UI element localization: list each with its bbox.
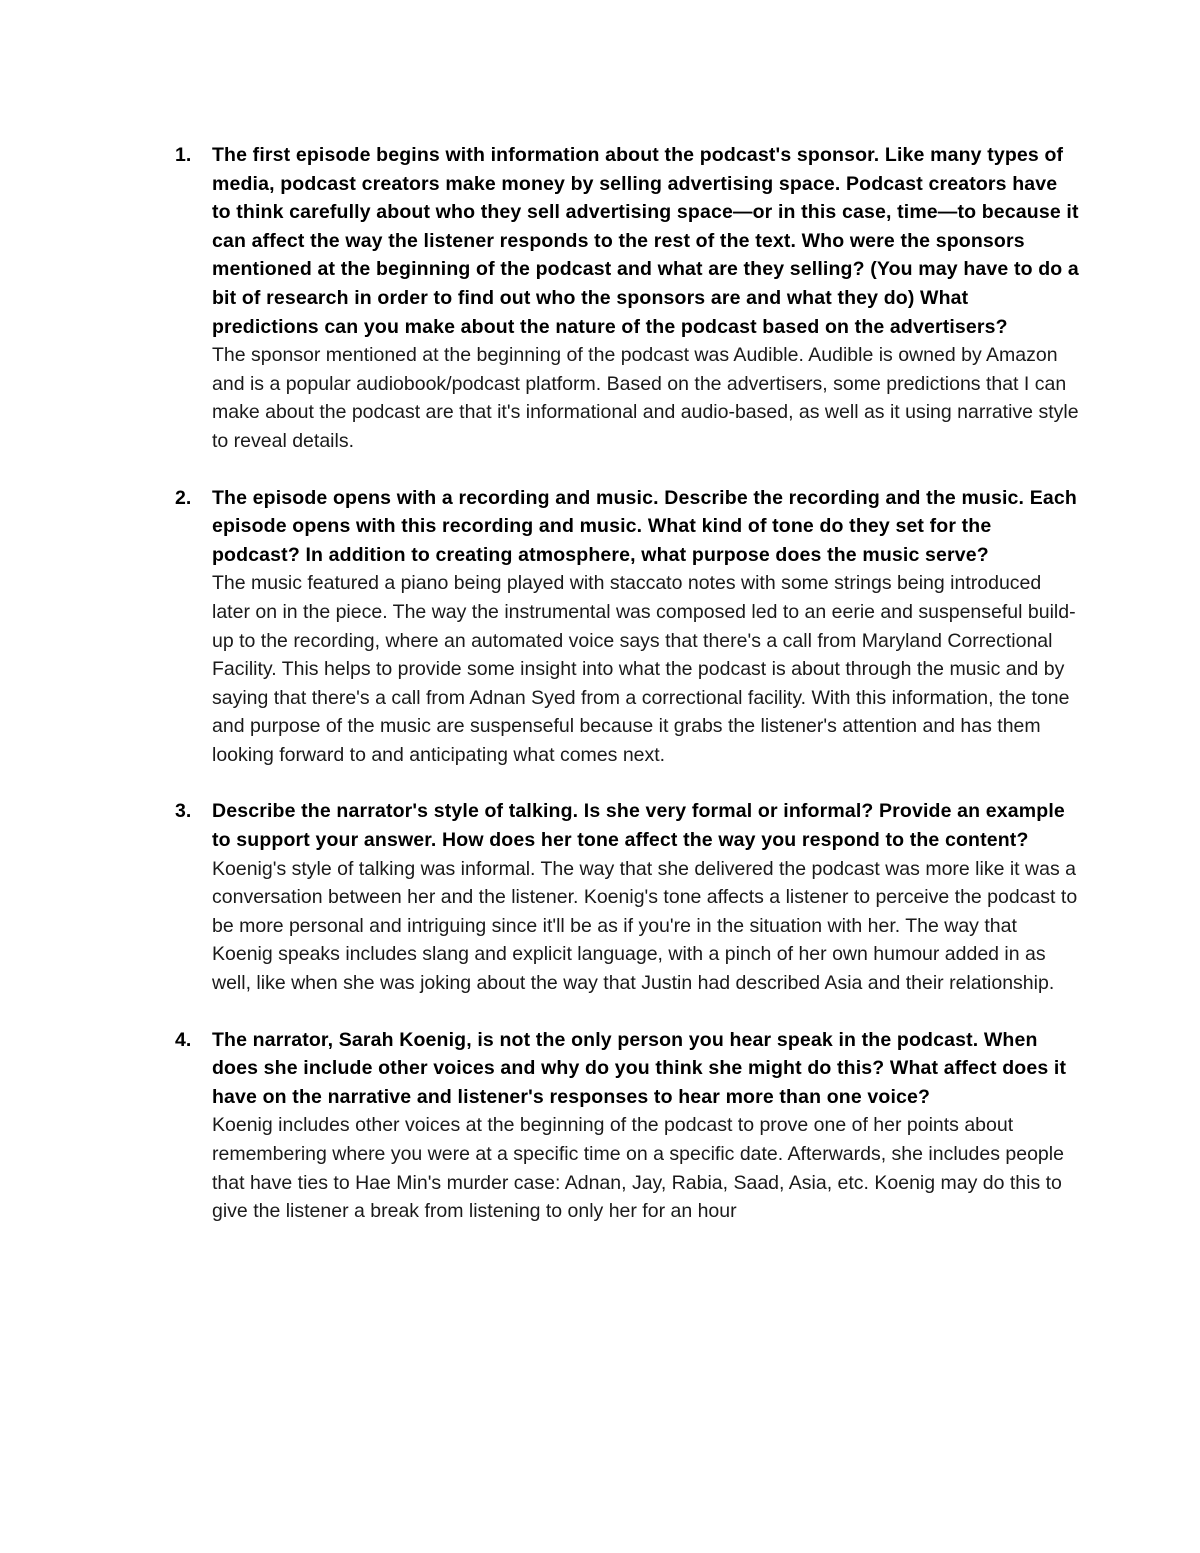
item-number: 1.	[175, 144, 192, 166]
item-number: 2.	[175, 486, 192, 509]
answer-text: The music featured a piano being played with staccato notes with some strings being introduced later on in the piece. The way the instrumental was composed led to an eerie and suspenseful build-up to the recording, where an automated voice says that there's a call from Maryland Correctional Facility. This helps to provide some insight into what the podcast is about through the music and by saying that there's a call from Adnan Syed from a correctional facility. With this information, the tone and purpose of the music are suspenseful because it grabs the listener's attention and has them looking forward to and anticipating what comes next.	[212, 572, 1076, 766]
list-item	[175, 141, 1080, 456]
answer-text: Koenig's style of talking was informal. The way that she delivered the podcast was more like it was a conversation between her and the listener. Koenig's tone affects a listener to perceive the podcast to be more personal and intriguing since it'll be as if you're in the situation with her. The way that Koenig speaks includes slang and explicit language, with a pinch of her own humour added in as well, like when she was joking about the way that Justin had described Asia and their relationship.	[212, 857, 1078, 995]
question-text: The first episode begins with information about the podcast's sponsor. Like many types of media, podcast creators make money by selling advertising space. Podcast creators have to think carefully about who they sell advertising space—or in this case, time—to because it can affect the way the listener responds to the rest of the text. Who were the sponsors mentioned at the beginning of the podcast and what are they selling? (You may have to do a bit of research in order to find out who the sponsors are and what they do) What predictions can you make about the nature of the podcast based on the advertisers?	[212, 144, 1079, 338]
item-number: 4.	[175, 1028, 192, 1051]
question-list	[175, 141, 1080, 1254]
question-text: The episode opens with a recording and music. Describe the recording and the music. Each episode opens with this recording and music. What kind of tone do they set for the podcast? In addition to creating atmosphere, what purpose does the music serve?	[212, 486, 1077, 566]
answer-text: Koenig includes other voices at the beginning of the podcast to prove one of her points about remembering where you were at a specific time on a specific date. Afterwards, she includes people that have ties to Hae Min's murder case: Adnan, Jay, Rabia, Saad, Asia, etc. Koenig may do this to give the listener a break from listening to only her for an hour	[212, 1114, 1064, 1223]
list-item	[175, 797, 1080, 997]
question-text: Describe the narrator's style of talking. Is she very formal or informal? Provide an example to support your answer. How does her tone affect the way you respond to the content?	[212, 800, 1065, 852]
list-item	[175, 484, 1080, 770]
item-number: 3.	[175, 800, 192, 823]
list-item	[175, 1026, 1080, 1226]
answer-text: The sponsor mentioned at the beginning of the podcast was Audible. Audible is owned by Amazon and is a popular audiobook/podcast platform. Based on the advertisers, some predictions that I can make about the podcast are that it's informational and audio-based, as well as it using narrative style to reveal details.	[212, 344, 1079, 452]
question-text: The narrator, Sarah Koenig, is not the only person you hear speak in the podcast. When does she include other voices and why do you think she might do this? What affect does it have on the narrative and listener's responses to hear more than one voice?	[212, 1028, 1067, 1108]
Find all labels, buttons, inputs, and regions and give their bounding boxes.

=====

▸ **Exercise instructions**
Can you lay out the lines above as a Markdown table with columns "Row" and "Line", skipping blank lines and leaving the pictures out?

▸ **The response**
| Row | Line |
|---|---|
| 1 | UI element localization: list each with its bbox. |
| 2 | item-number: 1.	[175, 144, 192, 166] |
| 3 | item-number: 2.	[175, 486, 192, 509] |
| 4 | answer-text: The music featured a piano being played with staccato notes with some strings being introduced later on in the piece. The way the instrumental was composed led to an eerie and suspenseful build-up to the recording, where an automated voice says that there's a call from Maryland Correctional Facility. This helps to provide some insight into what the podcast is about through the music and by saying that there's a call from Adnan Syed from a correctional facility. With this information, the tone and purpose of the music are suspenseful because it grabs the listener's attention and has them looking forward to and anticipating what comes next.	[212, 572, 1076, 766] |
| 5 | list-item	[175, 141, 1080, 456] |
| 6 | answer-text: Koenig's style of talking was informal. The way that she delivered the podcast was more like it was a conversation between her and the listener. Koenig's tone affects a listener to perceive the podcast to be more personal and intriguing since it'll be as if you're in the situation with her. The way that Koenig speaks includes slang and explicit language, with a pinch of her own humour added in as well, like when she was joking about the way that Justin had described Asia and their relationship.	[212, 857, 1078, 995] |
| 7 | question-text: The first episode begins with information about the podcast's sponsor. Like many types of media, podcast creators make money by selling advertising space. Podcast creators have to think carefully about who they sell advertising space—or in this case, time—to because it can affect the way the listener responds to the rest of the text. Who were the sponsors mentioned at the beginning of the podcast and what are they selling? (You may have to do a bit of research in order to find out who the sponsors are and what they do) What predictions can you make about the nature of the podcast based on the advertisers?	[212, 144, 1079, 338] |
| 8 | item-number: 4.	[175, 1028, 192, 1051] |
| 9 | question-list	[175, 141, 1080, 1254] |
| 10 | question-text: The episode opens with a recording and music. Describe the recording and the music. Each episode opens with this recording and music. What kind of tone do they set for the podcast? In addition to creating atmosphere, what purpose does the music serve?	[212, 486, 1077, 566] |
| 11 | answer-text: Koenig includes other voices at the beginning of the podcast to prove one of her points about remembering where you were at a specific time on a specific date. Afterwards, she includes people that have ties to Hae Min's murder case: Adnan, Jay, Rabia, Saad, Asia, etc. Koenig may do this to give the listener a break from listening to only her for an hour	[212, 1114, 1064, 1223] |
| 12 | list-item	[175, 797, 1080, 997] |
| 13 | question-text: Describe the narrator's style of talking. Is she very formal or informal? Provide an example to support your answer. How does her tone affect the way you respond to the content?	[212, 800, 1065, 852] |
| 14 | list-item	[175, 484, 1080, 770] |
| 15 | item-number: 3.	[175, 800, 192, 823] |
| 16 | list-item	[175, 1026, 1080, 1226] |
| 17 | answer-text: The sponsor mentioned at the beginning of the podcast was Audible. Audible is owned by Amazon and is a popular audiobook/podcast platform. Based on the advertisers, some predictions that I can make about the podcast are that it's informational and audio-based, as well as it using narrative style to reveal details.	[212, 344, 1079, 452] |
| 18 | question-text: The narrator, Sarah Koenig, is not the only person you hear speak in the podcast. When does she include other voices and why do you think she might do this? What affect does it have on the narrative and listener's responses to hear more than one voice?	[212, 1028, 1067, 1108] |
| 19 | Find all labels, buttons, inputs, and regions and give their bounding boxes. |